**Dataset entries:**
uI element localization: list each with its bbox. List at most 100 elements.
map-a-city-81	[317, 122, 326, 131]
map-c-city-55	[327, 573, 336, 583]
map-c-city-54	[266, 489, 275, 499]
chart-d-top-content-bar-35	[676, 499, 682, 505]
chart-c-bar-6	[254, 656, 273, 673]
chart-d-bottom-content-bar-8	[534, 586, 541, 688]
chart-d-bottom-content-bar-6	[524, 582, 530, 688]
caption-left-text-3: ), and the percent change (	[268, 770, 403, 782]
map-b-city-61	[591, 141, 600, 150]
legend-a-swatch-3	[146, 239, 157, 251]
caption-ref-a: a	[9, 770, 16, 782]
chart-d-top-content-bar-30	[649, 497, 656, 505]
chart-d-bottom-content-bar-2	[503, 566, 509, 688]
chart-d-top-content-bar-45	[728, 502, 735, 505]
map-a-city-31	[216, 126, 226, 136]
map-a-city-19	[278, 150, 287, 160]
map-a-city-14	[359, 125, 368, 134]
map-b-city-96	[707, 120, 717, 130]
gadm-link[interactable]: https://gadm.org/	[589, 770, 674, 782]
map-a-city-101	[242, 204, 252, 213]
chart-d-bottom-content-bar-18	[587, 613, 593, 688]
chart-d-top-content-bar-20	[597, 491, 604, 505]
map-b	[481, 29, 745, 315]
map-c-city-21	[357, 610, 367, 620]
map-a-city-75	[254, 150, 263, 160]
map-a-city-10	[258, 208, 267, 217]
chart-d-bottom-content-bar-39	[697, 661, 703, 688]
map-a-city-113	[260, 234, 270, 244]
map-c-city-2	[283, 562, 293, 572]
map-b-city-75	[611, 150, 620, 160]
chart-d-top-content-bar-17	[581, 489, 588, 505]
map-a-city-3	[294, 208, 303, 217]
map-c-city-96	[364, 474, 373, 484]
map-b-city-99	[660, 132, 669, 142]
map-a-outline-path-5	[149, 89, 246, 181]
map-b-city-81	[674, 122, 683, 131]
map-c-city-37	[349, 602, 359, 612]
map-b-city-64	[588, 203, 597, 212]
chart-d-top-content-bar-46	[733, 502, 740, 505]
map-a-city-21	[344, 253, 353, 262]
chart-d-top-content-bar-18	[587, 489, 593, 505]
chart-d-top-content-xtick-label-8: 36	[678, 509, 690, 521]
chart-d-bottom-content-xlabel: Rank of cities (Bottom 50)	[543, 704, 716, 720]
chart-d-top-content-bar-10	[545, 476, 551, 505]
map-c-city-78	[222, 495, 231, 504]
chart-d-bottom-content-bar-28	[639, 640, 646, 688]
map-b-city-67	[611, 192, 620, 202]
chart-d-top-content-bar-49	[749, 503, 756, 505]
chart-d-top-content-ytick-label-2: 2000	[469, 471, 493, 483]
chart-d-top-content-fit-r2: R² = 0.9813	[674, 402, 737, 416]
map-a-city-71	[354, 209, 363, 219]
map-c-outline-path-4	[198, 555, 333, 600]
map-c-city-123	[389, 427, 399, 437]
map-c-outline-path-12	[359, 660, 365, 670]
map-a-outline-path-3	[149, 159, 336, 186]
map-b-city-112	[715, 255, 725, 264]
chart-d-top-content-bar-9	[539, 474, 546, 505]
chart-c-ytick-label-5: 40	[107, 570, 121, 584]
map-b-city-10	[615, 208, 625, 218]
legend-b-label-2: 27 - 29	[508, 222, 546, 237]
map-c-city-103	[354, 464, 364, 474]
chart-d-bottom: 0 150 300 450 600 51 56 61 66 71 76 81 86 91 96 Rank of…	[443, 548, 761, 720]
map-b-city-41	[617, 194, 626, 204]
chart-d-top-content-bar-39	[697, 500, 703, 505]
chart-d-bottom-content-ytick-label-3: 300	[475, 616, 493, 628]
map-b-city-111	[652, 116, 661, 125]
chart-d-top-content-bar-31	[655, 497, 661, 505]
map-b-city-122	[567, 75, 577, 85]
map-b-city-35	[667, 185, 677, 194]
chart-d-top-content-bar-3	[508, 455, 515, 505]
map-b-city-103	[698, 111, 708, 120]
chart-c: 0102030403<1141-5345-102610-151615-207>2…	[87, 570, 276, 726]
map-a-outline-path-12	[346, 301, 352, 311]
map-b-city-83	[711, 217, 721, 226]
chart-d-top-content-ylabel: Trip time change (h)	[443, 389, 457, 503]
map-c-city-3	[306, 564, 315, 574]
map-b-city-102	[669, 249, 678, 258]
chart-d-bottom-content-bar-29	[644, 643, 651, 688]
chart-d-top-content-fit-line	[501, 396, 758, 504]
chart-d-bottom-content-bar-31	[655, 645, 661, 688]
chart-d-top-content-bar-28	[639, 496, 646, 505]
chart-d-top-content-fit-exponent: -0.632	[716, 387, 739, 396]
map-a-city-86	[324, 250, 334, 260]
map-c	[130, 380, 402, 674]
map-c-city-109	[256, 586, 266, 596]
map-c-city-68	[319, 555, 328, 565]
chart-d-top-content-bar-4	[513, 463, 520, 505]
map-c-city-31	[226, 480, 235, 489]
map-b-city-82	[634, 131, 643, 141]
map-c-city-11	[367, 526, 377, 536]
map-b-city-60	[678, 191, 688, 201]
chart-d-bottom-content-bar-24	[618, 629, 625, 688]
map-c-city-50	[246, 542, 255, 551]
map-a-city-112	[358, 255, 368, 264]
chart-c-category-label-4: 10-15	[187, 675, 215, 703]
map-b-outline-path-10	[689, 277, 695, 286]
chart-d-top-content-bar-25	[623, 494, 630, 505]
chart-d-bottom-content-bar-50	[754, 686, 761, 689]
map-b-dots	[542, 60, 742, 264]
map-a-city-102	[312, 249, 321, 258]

**Aim of the task:** Copy every record above line for line, keeping each one identical to the original.

**Completed task:**
uI element localization: list each with its bbox. List at most 100 elements.
map-a-city-81	[317, 122, 326, 131]
map-c-city-55	[327, 573, 336, 583]
map-c-city-54	[266, 489, 275, 499]
chart-d-top-content-bar-35	[676, 499, 682, 505]
chart-c-bar-6	[254, 656, 273, 673]
chart-d-bottom-content-bar-8	[534, 586, 541, 688]
chart-d-bottom-content-bar-6	[524, 582, 530, 688]
caption-left-text-3: ), and the percent change (	[268, 770, 403, 782]
map-b-city-61	[591, 141, 600, 150]
legend-a-swatch-3	[146, 239, 157, 251]
caption-ref-a: a	[9, 770, 16, 782]
chart-d-top-content-bar-30	[649, 497, 656, 505]
chart-d-bottom-content-bar-2	[503, 566, 509, 688]
chart-d-top-content-bar-45	[728, 502, 735, 505]
map-a-city-31	[216, 126, 226, 136]
map-a-city-19	[278, 150, 287, 160]
map-a-city-14	[359, 125, 368, 134]
map-b-city-96	[707, 120, 717, 130]
gadm-link[interactable]: https://gadm.org/	[589, 770, 674, 782]
map-a-city-101	[242, 204, 252, 213]
chart-d-bottom-content-bar-18	[587, 613, 593, 688]
chart-d-top-content-bar-20	[597, 491, 604, 505]
map-b	[481, 29, 745, 315]
map-c-city-21	[357, 610, 367, 620]
map-a-city-75	[254, 150, 263, 160]
map-a-city-10	[258, 208, 267, 217]
chart-d-bottom-content-bar-39	[697, 661, 703, 688]
map-a-city-113	[260, 234, 270, 244]
map-c-city-2	[283, 562, 293, 572]
map-b-city-75	[611, 150, 620, 160]
chart-d-top-content-bar-17	[581, 489, 588, 505]
map-a-city-3	[294, 208, 303, 217]
map-c-city-96	[364, 474, 373, 484]
map-b-city-99	[660, 132, 669, 142]
map-a-outline-path-5	[149, 89, 246, 181]
map-b-city-81	[674, 122, 683, 131]
map-c-city-37	[349, 602, 359, 612]
map-b-city-64	[588, 203, 597, 212]
chart-d-top-content-bar-46	[733, 502, 740, 505]
map-a-city-21	[344, 253, 353, 262]
chart-d-top-content-bar-18	[587, 489, 593, 505]
chart-d-top-content-xtick-label-8: 36	[678, 509, 690, 521]
chart-d-bottom-content-xlabel: Rank of cities (Bottom 50)	[543, 704, 716, 720]
chart-d-top-content-bar-10	[545, 476, 551, 505]
map-c-city-78	[222, 495, 231, 504]
chart-d-bottom-content-bar-28	[639, 640, 646, 688]
map-b-city-67	[611, 192, 620, 202]
chart-d-top-content-bar-49	[749, 503, 756, 505]
chart-d-top-content-ytick-label-2: 2000	[469, 471, 493, 483]
chart-d-top-content-fit-r2: R² = 0.9813	[674, 402, 737, 416]
map-a-city-71	[354, 209, 363, 219]
map-c-outline-path-4	[198, 555, 333, 600]
map-c-city-123	[389, 427, 399, 437]
map-c-outline-path-12	[359, 660, 365, 670]
map-a-outline-path-3	[149, 159, 336, 186]
map-b-city-112	[715, 255, 725, 264]
chart-d-top-content-bar-9	[539, 474, 546, 505]
chart-c-ytick-label-5: 40	[107, 570, 121, 584]
map-b-city-10	[615, 208, 625, 218]
legend-b-label-2: 27 - 29	[508, 222, 546, 237]
map-c-city-103	[354, 464, 364, 474]
chart-d-bottom: 0 150 300 450 600 51 56 61 66 71 76 81 86 91 96 Rank of…	[443, 548, 761, 720]
map-b-city-41	[617, 194, 626, 204]
chart-d-top-content-bar-39	[697, 500, 703, 505]
chart-d-bottom-content-ytick-label-3: 300	[475, 616, 493, 628]
map-b-city-111	[652, 116, 661, 125]
chart-d-top-content-bar-31	[655, 497, 661, 505]
map-b-city-122	[567, 75, 577, 85]
map-b-city-35	[667, 185, 677, 194]
chart-d-top-content-bar-3	[508, 455, 515, 505]
map-b-city-103	[698, 111, 708, 120]
chart-c: 0102030403<1141-5345-102610-151615-207>2…	[87, 570, 276, 726]
map-a-outline-path-12	[346, 301, 352, 311]
map-b-city-83	[711, 217, 721, 226]
chart-d-top-content-ylabel: Trip time change (h)	[443, 389, 457, 503]
map-c-city-3	[306, 564, 315, 574]
map-b-city-102	[669, 249, 678, 258]
chart-d-bottom-content-bar-29	[644, 643, 651, 688]
chart-d-top-content-fit-line	[501, 396, 758, 504]
chart-d-bottom-content-bar-31	[655, 645, 661, 688]
chart-d-top-content-bar-28	[639, 496, 646, 505]
chart-d-top-content-fit-exponent: -0.632	[716, 387, 739, 396]
map-a-city-86	[324, 250, 334, 260]
map-c	[130, 380, 402, 674]
map-c-city-109	[256, 586, 266, 596]
map-c-city-68	[319, 555, 328, 565]
chart-d-top-content-bar-4	[513, 463, 520, 505]
map-c-city-31	[226, 480, 235, 489]
map-b-city-82	[634, 131, 643, 141]
map-c-city-11	[367, 526, 377, 536]
map-b-city-60	[678, 191, 688, 201]
chart-d-bottom-content-bar-24	[618, 629, 625, 688]
map-c-city-50	[246, 542, 255, 551]
map-a-city-112	[358, 255, 368, 264]
chart-c-category-label-4: 10-15	[187, 675, 215, 703]
map-b-outline-path-10	[689, 277, 695, 286]
chart-d-top-content-bar-25	[623, 494, 630, 505]
chart-d-bottom-content-bar-50	[754, 686, 761, 689]
map-b-dots	[542, 60, 742, 264]
map-a-city-102	[312, 249, 321, 258]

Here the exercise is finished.